[Task objective]:
Reproduce all of the data below without any changes, omitting the pictures.

[Data rows]:
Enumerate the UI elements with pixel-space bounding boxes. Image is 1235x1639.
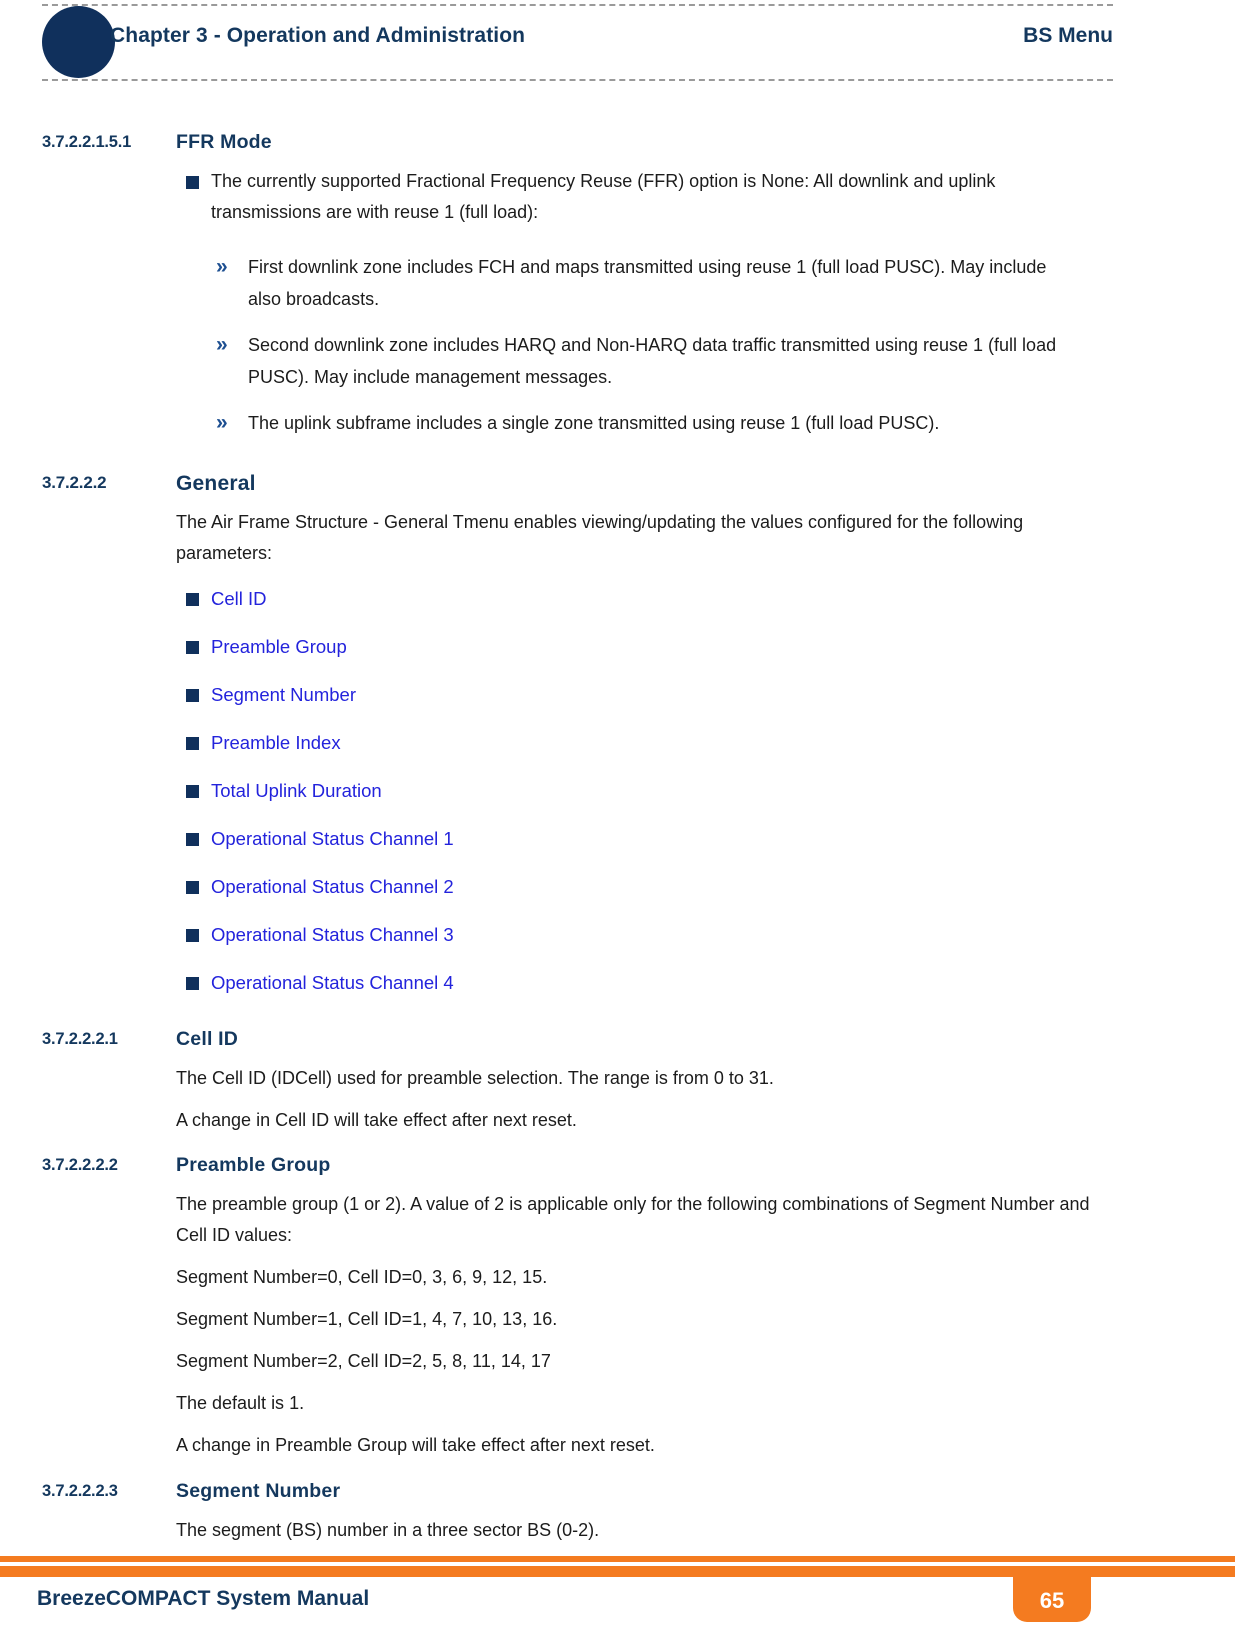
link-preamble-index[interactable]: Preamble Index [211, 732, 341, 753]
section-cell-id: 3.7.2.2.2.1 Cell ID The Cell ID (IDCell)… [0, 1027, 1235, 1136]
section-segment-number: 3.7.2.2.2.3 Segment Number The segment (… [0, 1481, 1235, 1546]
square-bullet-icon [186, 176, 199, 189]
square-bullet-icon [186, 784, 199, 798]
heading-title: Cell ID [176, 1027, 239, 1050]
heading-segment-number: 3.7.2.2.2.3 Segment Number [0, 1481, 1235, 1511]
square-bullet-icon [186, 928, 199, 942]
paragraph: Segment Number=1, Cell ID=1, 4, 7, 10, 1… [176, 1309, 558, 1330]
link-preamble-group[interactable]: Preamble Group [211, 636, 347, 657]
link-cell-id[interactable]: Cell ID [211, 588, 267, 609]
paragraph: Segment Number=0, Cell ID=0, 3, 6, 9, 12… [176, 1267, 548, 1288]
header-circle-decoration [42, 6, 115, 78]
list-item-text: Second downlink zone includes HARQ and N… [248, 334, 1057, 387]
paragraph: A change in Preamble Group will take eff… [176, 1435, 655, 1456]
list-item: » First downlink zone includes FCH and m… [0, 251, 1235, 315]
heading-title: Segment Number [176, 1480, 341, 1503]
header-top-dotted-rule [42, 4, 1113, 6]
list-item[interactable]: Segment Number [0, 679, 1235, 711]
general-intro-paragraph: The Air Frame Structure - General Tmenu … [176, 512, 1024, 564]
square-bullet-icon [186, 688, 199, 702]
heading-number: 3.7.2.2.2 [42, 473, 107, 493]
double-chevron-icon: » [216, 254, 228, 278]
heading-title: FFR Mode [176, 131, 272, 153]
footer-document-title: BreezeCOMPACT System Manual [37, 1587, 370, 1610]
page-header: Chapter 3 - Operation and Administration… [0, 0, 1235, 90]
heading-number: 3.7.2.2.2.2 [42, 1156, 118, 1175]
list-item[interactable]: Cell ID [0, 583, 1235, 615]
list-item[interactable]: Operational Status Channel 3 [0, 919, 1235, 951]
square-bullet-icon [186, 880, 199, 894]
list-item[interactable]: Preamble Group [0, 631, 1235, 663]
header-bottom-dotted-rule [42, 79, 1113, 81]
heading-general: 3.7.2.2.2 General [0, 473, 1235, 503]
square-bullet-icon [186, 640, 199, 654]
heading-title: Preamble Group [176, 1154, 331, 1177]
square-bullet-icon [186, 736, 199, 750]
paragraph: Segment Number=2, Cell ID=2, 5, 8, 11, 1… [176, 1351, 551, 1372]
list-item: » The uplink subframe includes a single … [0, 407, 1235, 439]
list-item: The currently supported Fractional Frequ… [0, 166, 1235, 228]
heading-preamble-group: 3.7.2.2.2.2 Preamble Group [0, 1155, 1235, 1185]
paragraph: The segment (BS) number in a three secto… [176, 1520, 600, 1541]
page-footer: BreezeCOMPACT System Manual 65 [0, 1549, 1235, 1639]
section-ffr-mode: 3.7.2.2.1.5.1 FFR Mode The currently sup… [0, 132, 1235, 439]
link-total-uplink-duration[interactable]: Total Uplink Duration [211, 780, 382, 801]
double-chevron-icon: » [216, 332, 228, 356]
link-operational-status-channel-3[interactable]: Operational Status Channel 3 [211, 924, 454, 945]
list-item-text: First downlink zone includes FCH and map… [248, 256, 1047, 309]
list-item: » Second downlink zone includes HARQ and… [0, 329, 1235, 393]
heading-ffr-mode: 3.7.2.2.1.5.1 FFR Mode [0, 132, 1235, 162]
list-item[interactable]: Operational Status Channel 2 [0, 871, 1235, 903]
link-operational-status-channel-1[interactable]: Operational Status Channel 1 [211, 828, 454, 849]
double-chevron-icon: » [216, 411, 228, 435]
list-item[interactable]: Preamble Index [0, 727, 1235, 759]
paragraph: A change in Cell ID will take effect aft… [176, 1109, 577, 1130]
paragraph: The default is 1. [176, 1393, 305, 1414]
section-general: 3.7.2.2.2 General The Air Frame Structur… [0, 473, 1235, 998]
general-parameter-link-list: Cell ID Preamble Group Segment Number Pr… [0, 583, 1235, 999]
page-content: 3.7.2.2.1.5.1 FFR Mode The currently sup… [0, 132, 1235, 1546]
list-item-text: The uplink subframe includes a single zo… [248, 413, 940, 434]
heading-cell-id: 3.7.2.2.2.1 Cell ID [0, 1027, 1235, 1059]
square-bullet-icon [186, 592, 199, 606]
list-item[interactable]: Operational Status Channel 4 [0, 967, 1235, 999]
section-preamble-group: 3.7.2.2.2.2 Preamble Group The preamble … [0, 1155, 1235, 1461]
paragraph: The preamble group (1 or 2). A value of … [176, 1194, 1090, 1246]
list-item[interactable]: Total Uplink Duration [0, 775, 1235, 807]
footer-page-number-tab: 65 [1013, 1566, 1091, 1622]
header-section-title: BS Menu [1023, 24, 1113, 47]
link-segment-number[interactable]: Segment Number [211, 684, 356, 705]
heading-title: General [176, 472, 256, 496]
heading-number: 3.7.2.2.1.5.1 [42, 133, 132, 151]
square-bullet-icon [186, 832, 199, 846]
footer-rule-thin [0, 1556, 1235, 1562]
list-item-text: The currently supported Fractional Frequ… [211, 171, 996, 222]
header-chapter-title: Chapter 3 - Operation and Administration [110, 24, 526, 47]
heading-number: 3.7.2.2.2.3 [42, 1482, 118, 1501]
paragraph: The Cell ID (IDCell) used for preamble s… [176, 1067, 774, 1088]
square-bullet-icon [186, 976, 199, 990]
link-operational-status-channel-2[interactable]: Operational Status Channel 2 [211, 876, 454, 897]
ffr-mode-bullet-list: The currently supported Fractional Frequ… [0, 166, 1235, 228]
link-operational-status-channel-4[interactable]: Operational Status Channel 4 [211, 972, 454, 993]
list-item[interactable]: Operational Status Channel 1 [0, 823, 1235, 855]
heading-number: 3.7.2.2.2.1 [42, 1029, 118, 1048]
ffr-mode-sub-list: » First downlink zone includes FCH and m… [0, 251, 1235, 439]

[In response]:
Enumerate the UI elements with pixel-space bounding boxes. Image is 1235x1639.
link-preamble-index[interactable]: Preamble Index [211, 732, 341, 753]
section-cell-id: 3.7.2.2.2.1 Cell ID The Cell ID (IDCell)… [0, 1027, 1235, 1136]
section-segment-number: 3.7.2.2.2.3 Segment Number The segment (… [0, 1481, 1235, 1546]
square-bullet-icon [186, 176, 199, 189]
square-bullet-icon [186, 784, 199, 798]
heading-title: Cell ID [176, 1027, 239, 1050]
heading-segment-number: 3.7.2.2.2.3 Segment Number [0, 1481, 1235, 1511]
square-bullet-icon [186, 928, 199, 942]
paragraph: Segment Number=1, Cell ID=1, 4, 7, 10, 1… [176, 1309, 558, 1330]
link-preamble-group[interactable]: Preamble Group [211, 636, 347, 657]
link-cell-id[interactable]: Cell ID [211, 588, 267, 609]
paragraph: Segment Number=0, Cell ID=0, 3, 6, 9, 12… [176, 1267, 548, 1288]
header-circle-decoration [42, 6, 115, 78]
list-item-text: Second downlink zone includes HARQ and N… [248, 334, 1057, 387]
paragraph: A change in Preamble Group will take eff… [176, 1435, 655, 1456]
list-item: » First downlink zone includes FCH and m… [0, 251, 1235, 315]
heading-title: Segment Number [176, 1480, 341, 1503]
header-top-dotted-rule [42, 4, 1113, 6]
list-item[interactable]: Segment Number [0, 679, 1235, 711]
general-intro-paragraph: The Air Frame Structure - General Tmenu … [176, 512, 1024, 564]
square-bullet-icon [186, 688, 199, 702]
heading-number: 3.7.2.2.2 [42, 473, 107, 493]
double-chevron-icon: » [216, 254, 228, 278]
heading-title: FFR Mode [176, 131, 272, 153]
footer-document-title: BreezeCOMPACT System Manual [37, 1587, 370, 1610]
page-header: Chapter 3 - Operation and Administration… [0, 0, 1235, 90]
heading-number: 3.7.2.2.2.2 [42, 1156, 118, 1175]
list-item[interactable]: Cell ID [0, 583, 1235, 615]
list-item[interactable]: Operational Status Channel 3 [0, 919, 1235, 951]
square-bullet-icon [186, 880, 199, 894]
list-item[interactable]: Preamble Group [0, 631, 1235, 663]
header-bottom-dotted-rule [42, 79, 1113, 81]
heading-general: 3.7.2.2.2 General [0, 473, 1235, 503]
square-bullet-icon [186, 640, 199, 654]
heading-title: Preamble Group [176, 1154, 331, 1177]
square-bullet-icon [186, 736, 199, 750]
paragraph: Segment Number=2, Cell ID=2, 5, 8, 11, 1… [176, 1351, 551, 1372]
list-item: » The uplink subframe includes a single … [0, 407, 1235, 439]
list-item: The currently supported Fractional Frequ… [0, 166, 1235, 228]
heading-preamble-group: 3.7.2.2.2.2 Preamble Group [0, 1155, 1235, 1185]
paragraph: The segment (BS) number in a three secto… [176, 1520, 600, 1541]
page-footer: BreezeCOMPACT System Manual 65 [0, 1549, 1235, 1639]
section-ffr-mode: 3.7.2.2.1.5.1 FFR Mode The currently sup… [0, 132, 1235, 439]
link-total-uplink-duration[interactable]: Total Uplink Duration [211, 780, 382, 801]
double-chevron-icon: » [216, 332, 228, 356]
link-operational-status-channel-3[interactable]: Operational Status Channel 3 [211, 924, 454, 945]
list-item-text: First downlink zone includes FCH and map… [248, 256, 1047, 309]
list-item: » Second downlink zone includes HARQ and… [0, 329, 1235, 393]
heading-ffr-mode: 3.7.2.2.1.5.1 FFR Mode [0, 132, 1235, 162]
list-item[interactable]: Operational Status Channel 2 [0, 871, 1235, 903]
link-operational-status-channel-1[interactable]: Operational Status Channel 1 [211, 828, 454, 849]
double-chevron-icon: » [216, 411, 228, 435]
list-item[interactable]: Preamble Index [0, 727, 1235, 759]
paragraph: A change in Cell ID will take effect aft… [176, 1109, 577, 1130]
paragraph: The default is 1. [176, 1393, 305, 1414]
section-general: 3.7.2.2.2 General The Air Frame Structur… [0, 473, 1235, 998]
general-parameter-link-list: Cell ID Preamble Group Segment Number Pr… [0, 583, 1235, 999]
page-content: 3.7.2.2.1.5.1 FFR Mode The currently sup… [0, 132, 1235, 1546]
list-item-text: The uplink subframe includes a single zo… [248, 413, 940, 434]
heading-cell-id: 3.7.2.2.2.1 Cell ID [0, 1027, 1235, 1059]
square-bullet-icon [186, 592, 199, 606]
list-item[interactable]: Operational Status Channel 4 [0, 967, 1235, 999]
section-preamble-group: 3.7.2.2.2.2 Preamble Group The preamble … [0, 1155, 1235, 1461]
paragraph: The preamble group (1 or 2). A value of … [176, 1194, 1090, 1246]
list-item[interactable]: Total Uplink Duration [0, 775, 1235, 807]
footer-page-number-tab: 65 [1013, 1566, 1091, 1622]
header-section-title: BS Menu [1023, 24, 1113, 47]
link-segment-number[interactable]: Segment Number [211, 684, 356, 705]
heading-title: General [176, 472, 256, 496]
heading-number: 3.7.2.2.1.5.1 [42, 133, 132, 151]
square-bullet-icon [186, 832, 199, 846]
footer-rule-thin [0, 1556, 1235, 1562]
list-item-text: The currently supported Fractional Frequ… [211, 171, 996, 222]
header-chapter-title: Chapter 3 - Operation and Administration [110, 24, 526, 47]
heading-number: 3.7.2.2.2.3 [42, 1482, 118, 1501]
paragraph: The Cell ID (IDCell) used for preamble s… [176, 1067, 774, 1088]
square-bullet-icon [186, 976, 199, 990]
link-operational-status-channel-2[interactable]: Operational Status Channel 2 [211, 876, 454, 897]
ffr-mode-bullet-list: The currently supported Fractional Frequ… [0, 166, 1235, 228]
link-operational-status-channel-4[interactable]: Operational Status Channel 4 [211, 972, 454, 993]
list-item[interactable]: Operational Status Channel 1 [0, 823, 1235, 855]
heading-number: 3.7.2.2.2.1 [42, 1029, 118, 1048]
ffr-mode-sub-list: » First downlink zone includes FCH and m… [0, 251, 1235, 439]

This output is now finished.